◆ **What is needed**: Strip the pictures and reproduce the rest of the listing exactly.

◆ **Dataset records**:
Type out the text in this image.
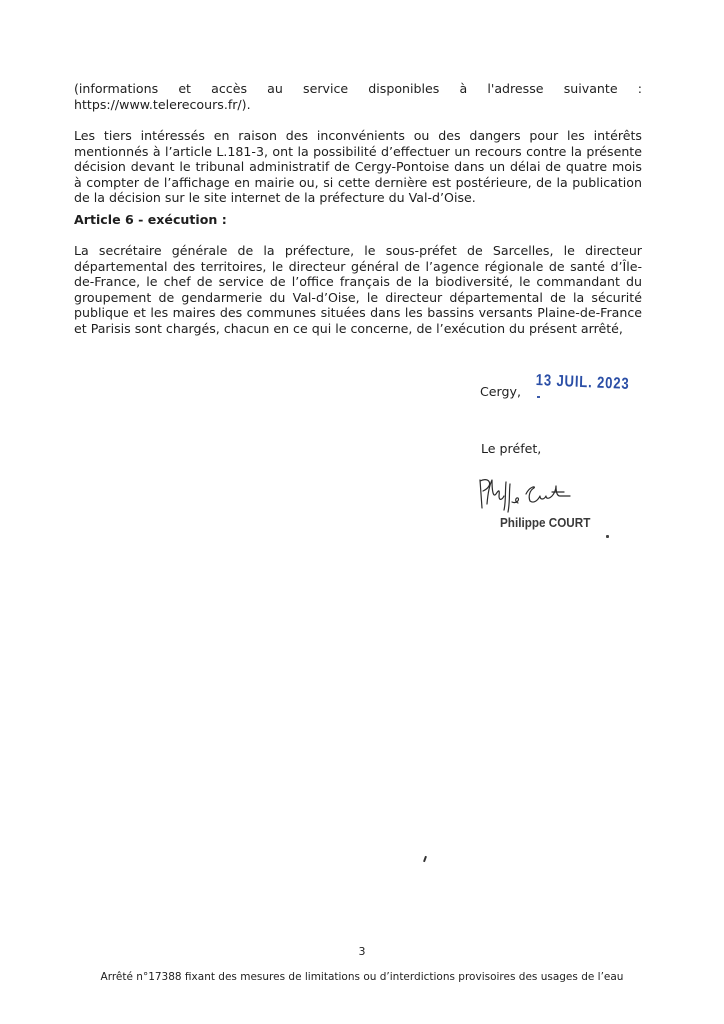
(informations et accès au service disponibles à l'adresse suivante :
https://www.telerecours.fr/).

Les tiers intéressés en raison des inconvénients ou des dangers pour les intérêts mentionnés à l’article L.181-3, ont la possibilité d’effectuer un recours contre la présente décision devant le tribunal administratif de Cergy-Pontoise dans un délai de quatre mois à compter de l’affichage en mairie ou, si cette dernière est postérieure, de la publication de la décision sur le site internet de la préfecture du Val-d’Oise.

Article 6 - exécution :

La secrétaire générale de la préfecture, le sous-préfet de Sarcelles, le directeur départemental des territoires, le directeur général de l’agence régionale de santé d’Île-de-France, le chef de service de l’office français de la biodiversité, le commandant du groupement de gendarmerie du Val-d’Oise, le directeur départemental de la sécurité publique et les maires des communes situées dans les bassins versants Plaine-de-France et Parisis sont chargés, chacun en ce qui le concerne, de l’exécution du présent arrêté,

Cergy, 13 JUIL. 2023
Le préfet,
Philippe COURT
3
Arrêté n°17388 fixant des mesures de limitations ou d’interdictions provisoires des usages de l’eau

◆ **Answer to the problem**:
Type out the text in this image.
(informations et accès au service disponibles à l'adresse suivante :
https://www.telerecours.fr/).

Les tiers intéressés en raison des inconvénients ou des dangers pour les intérêts mentionnés à l’article L.181-3, ont la possibilité d’effectuer un recours contre la présente décision devant le tribunal administratif de Cergy-Pontoise dans un délai de quatre mois à compter de l’affichage en mairie ou, si cette dernière est postérieure, de la publication de la décision sur le site internet de la préfecture du Val-d’Oise.

Article 6 - exécution :

La secrétaire générale de la préfecture, le sous-préfet de Sarcelles, le directeur départemental des territoires, le directeur général de l’agence régionale de santé d’Île-de-France, le chef de service de l’office français de la biodiversité, le commandant du groupement de gendarmerie du Val-d’Oise, le directeur départemental de la sécurité publique et les maires des communes situées dans les bassins versants Plaine-de-France et Parisis sont chargés, chacun en ce qui le concerne, de l’exécution du présent arrêté,

Cergy, 13 JUIL. 2023
Le préfet,
Philippe COURT
3
Arrêté n°17388 fixant des mesures de limitations ou d’interdictions provisoires des usages de l’eau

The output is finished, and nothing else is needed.